▶ [Written instruction]:
Each entry here needs to be set down again exactly, please; pictures are left out.

▶ [Extracted records]:

* begin *

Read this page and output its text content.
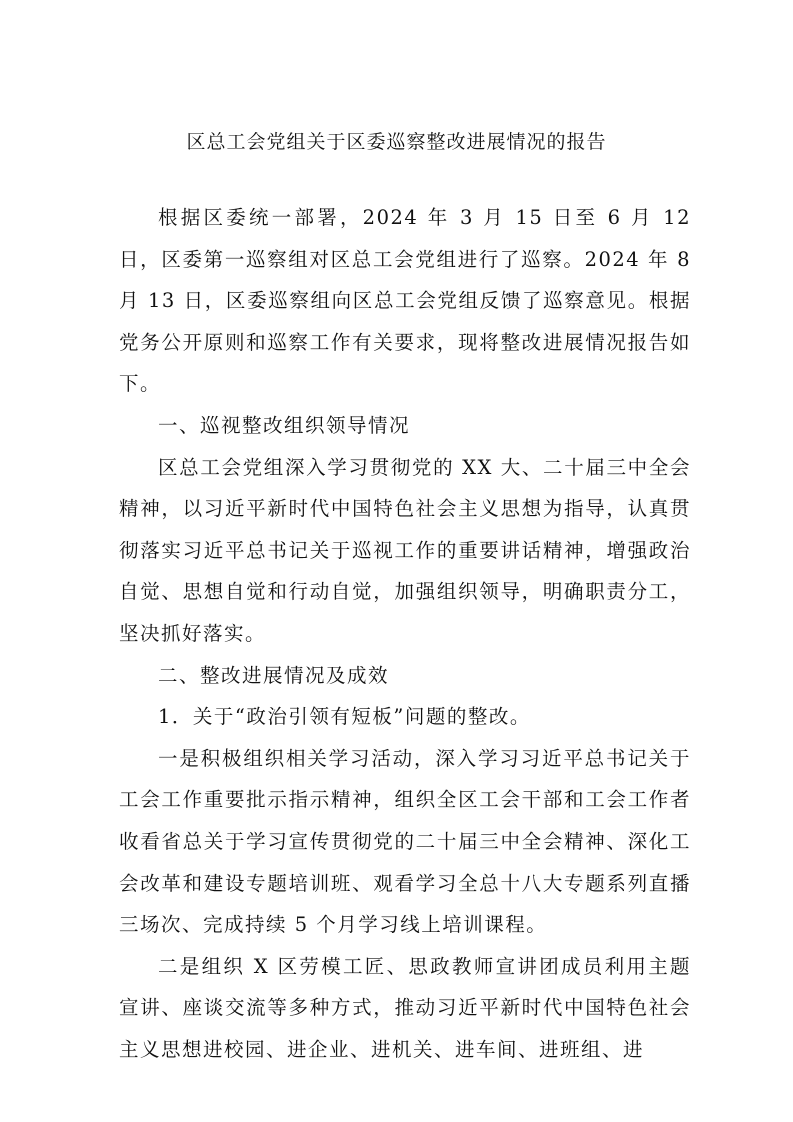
区总工会党组关于区委巡察整改进展情况的报告

根据区委统一部署，2024 年 3 月 15 日至 6 月 12 日，区委第一巡察组对区总工会党组进行了巡察。2024 年 8 月 13 日，区委巡察组向区总工会党组反馈了巡察意见。根据党务公开原则和巡察工作有关要求，现将整改进展情况报告如下。

一、巡视整改组织领导情况

区总工会党组深入学习贯彻党的 XX 大、二十届三中全会精神，以习近平新时代中国特色社会主义思想为指导，认真贯彻落实习近平总书记关于巡视工作的重要讲话精神，增强政治自觉、思想自觉和行动自觉，加强组织领导，明确职责分工，坚决抓好落实。

二、整改进展情况及成效

1．关于“政治引领有短板”问题的整改。

一是积极组织相关学习活动，深入学习习近平总书记关于工会工作重要批示指示精神，组织全区工会干部和工会工作者收看省总关于学习宣传贯彻党的二十届三中全会精神、深化工会改革和建设专题培训班、观看学习全总十八大专题系列直播三场次、完成持续 5 个月学习线上培训课程。

二是组织 X 区劳模工匠、思政教师宣讲团成员利用主题宣讲、座谈交流等多种方式，推动习近平新时代中国特色社会主义思想进校园、进企业、进机关、进车间、进班组、进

* end *

▶ [Full solution]:
Read this page and output its text content.
区总工会党组关于区委巡察整改进展情况的报告

根据区委统一部署，2024 年 3 月 15 日至 6 月 12 日，区委第一巡察组对区总工会党组进行了巡察。2024 年 8 月 13 日，区委巡察组向区总工会党组反馈了巡察意见。根据党务公开原则和巡察工作有关要求，现将整改进展情况报告如下。

一、巡视整改组织领导情况

区总工会党组深入学习贯彻党的 XX 大、二十届三中全会精神，以习近平新时代中国特色社会主义思想为指导，认真贯彻落实习近平总书记关于巡视工作的重要讲话精神，增强政治自觉、思想自觉和行动自觉，加强组织领导，明确职责分工，坚决抓好落实。

二、整改进展情况及成效

1．关于“政治引领有短板”问题的整改。

一是积极组织相关学习活动，深入学习习近平总书记关于工会工作重要批示指示精神，组织全区工会干部和工会工作者收看省总关于学习宣传贯彻党的二十届三中全会精神、深化工会改革和建设专题培训班、观看学习全总十八大专题系列直播三场次、完成持续 5 个月学习线上培训课程。

二是组织 X 区劳模工匠、思政教师宣讲团成员利用主题宣讲、座谈交流等多种方式，推动习近平新时代中国特色社会主义思想进校园、进企业、进机关、进车间、进班组、进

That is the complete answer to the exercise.